**Source records**
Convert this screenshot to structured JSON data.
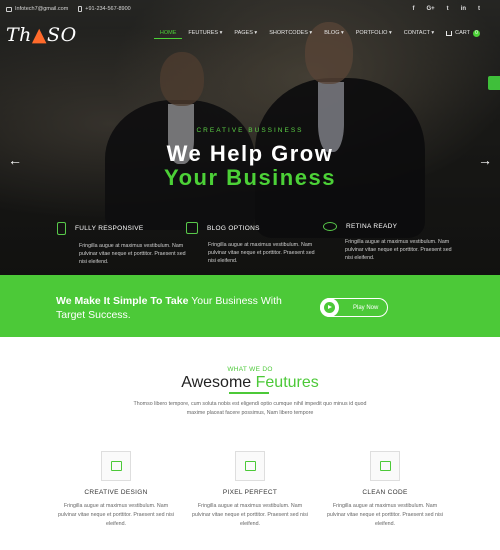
{
  "topbar": {
    "email": "Infotech7@gmail.com",
    "phone": "+91-234-567-8900",
    "socials": [
      "f",
      "G+",
      "t",
      "in",
      "t"
    ]
  },
  "logo": {
    "prefix": "Th",
    "accent": "▲",
    "suffix": "SO"
  },
  "nav": {
    "items": [
      "HOME",
      "FEUTURES ▾",
      "PAGES ▾",
      "SHORTCODES ▾",
      "BLOG ▾",
      "PORTFOLIO ▾",
      "CONTACT ▾"
    ],
    "cart_label": "Cart",
    "cart_count": "0"
  },
  "hero": {
    "subtitle": "CREATIVE BUSSINESS",
    "title_line1": "We Help Grow",
    "title_line2": "Your Business",
    "arrow_left": "←",
    "arrow_right": "→",
    "features": [
      {
        "icon": "mobile-icon",
        "title": "FULLY RESPONSIVE",
        "text": "Fringilla augue at maximus vestibulum. Nam pulvinar vitae neque et porttitor. Praesent sed nisi eleifend."
      },
      {
        "icon": "grid-icon",
        "title": "BLOG OPTIONS",
        "text": "Fringilla augue at maximus vestibulum. Nam pulvinar vitae neque et porttitor. Praesent sed nisi eleifend."
      },
      {
        "icon": "eye-icon",
        "title": "RETINA READY",
        "text": "Fringilla augue at maximus vestibulum. Nam pulvinar vitae neque et porttitor. Praesent sed nisi eleifend."
      }
    ]
  },
  "cta": {
    "bold": "We Make It Simple To Take",
    "rest": " Your Business With Target Success.",
    "play_label": "Play Now"
  },
  "features_section": {
    "kicker": "WHAT WE DO",
    "title_dark": "Awesome ",
    "title_green": "Feutures",
    "intro": "Thomso libero tempore, cum soluta nobis est eligendi optio cumque nihil impedit quo minus id quod maxime placeat facere possimus, Nam libero tempore",
    "items": [
      {
        "icon": "image-icon",
        "title": "CREATIVE DESIGN",
        "text": "Fringilla augue at maximus vestibulum. Nam pulvinar vitae neque et porttitor. Praesent sed nisi eleifend."
      },
      {
        "icon": "image-icon",
        "title": "PIXEL PERFECT",
        "text": "Fringilla augue at maximus vestibulum. Nam pulvinar vitae neque et porttitor. Praesent sed nisi eleifend."
      },
      {
        "icon": "code-icon",
        "title": "CLEAN CODE",
        "text": "Fringilla augue at maximus vestibulum. Nam pulvinar vitae neque et porttitor. Praesent sed nisi eleifend."
      }
    ]
  },
  "colors": {
    "accent": "#4cc938",
    "logo_accent": "#ff6a2b",
    "hero_dark": "#262623"
  }
}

**Task to complete**
All of the material above should be reproduced exactly, except the pictures.

**Solution for this task**
Convert this screenshot to structured JSON data.
{
  "topbar": {
    "email": "Infotech7@gmail.com",
    "phone": "+91-234-567-8900",
    "socials": [
      "f",
      "G+",
      "t",
      "in",
      "t"
    ]
  },
  "logo": {
    "prefix": "Th",
    "accent": "▲",
    "suffix": "SO"
  },
  "nav": {
    "items": [
      "HOME",
      "FEUTURES ▾",
      "PAGES ▾",
      "SHORTCODES ▾",
      "BLOG ▾",
      "PORTFOLIO ▾",
      "CONTACT ▾"
    ],
    "cart_label": "Cart",
    "cart_count": "0"
  },
  "hero": {
    "subtitle": "CREATIVE BUSSINESS",
    "title_line1": "We Help Grow",
    "title_line2": "Your Business",
    "arrow_left": "←",
    "arrow_right": "→",
    "features": [
      {
        "icon": "mobile-icon",
        "title": "FULLY RESPONSIVE",
        "text": "Fringilla augue at maximus vestibulum. Nam pulvinar vitae neque et porttitor. Praesent sed nisi eleifend."
      },
      {
        "icon": "grid-icon",
        "title": "BLOG OPTIONS",
        "text": "Fringilla augue at maximus vestibulum. Nam pulvinar vitae neque et porttitor. Praesent sed nisi eleifend."
      },
      {
        "icon": "eye-icon",
        "title": "RETINA READY",
        "text": "Fringilla augue at maximus vestibulum. Nam pulvinar vitae neque et porttitor. Praesent sed nisi eleifend."
      }
    ]
  },
  "cta": {
    "bold": "We Make It Simple To Take",
    "rest": " Your Business With Target Success.",
    "play_label": "Play Now"
  },
  "features_section": {
    "kicker": "WHAT WE DO",
    "title_dark": "Awesome ",
    "title_green": "Feutures",
    "intro": "Thomso libero tempore, cum soluta nobis est eligendi optio cumque nihil impedit quo minus id quod maxime placeat facere possimus, Nam libero tempore",
    "items": [
      {
        "icon": "image-icon",
        "title": "CREATIVE DESIGN",
        "text": "Fringilla augue at maximus vestibulum. Nam pulvinar vitae neque et porttitor. Praesent sed nisi eleifend."
      },
      {
        "icon": "image-icon",
        "title": "PIXEL PERFECT",
        "text": "Fringilla augue at maximus vestibulum. Nam pulvinar vitae neque et porttitor. Praesent sed nisi eleifend."
      },
      {
        "icon": "code-icon",
        "title": "CLEAN CODE",
        "text": "Fringilla augue at maximus vestibulum. Nam pulvinar vitae neque et porttitor. Praesent sed nisi eleifend."
      }
    ]
  },
  "colors": {
    "accent": "#4cc938",
    "logo_accent": "#ff6a2b",
    "hero_dark": "#262623"
  }
}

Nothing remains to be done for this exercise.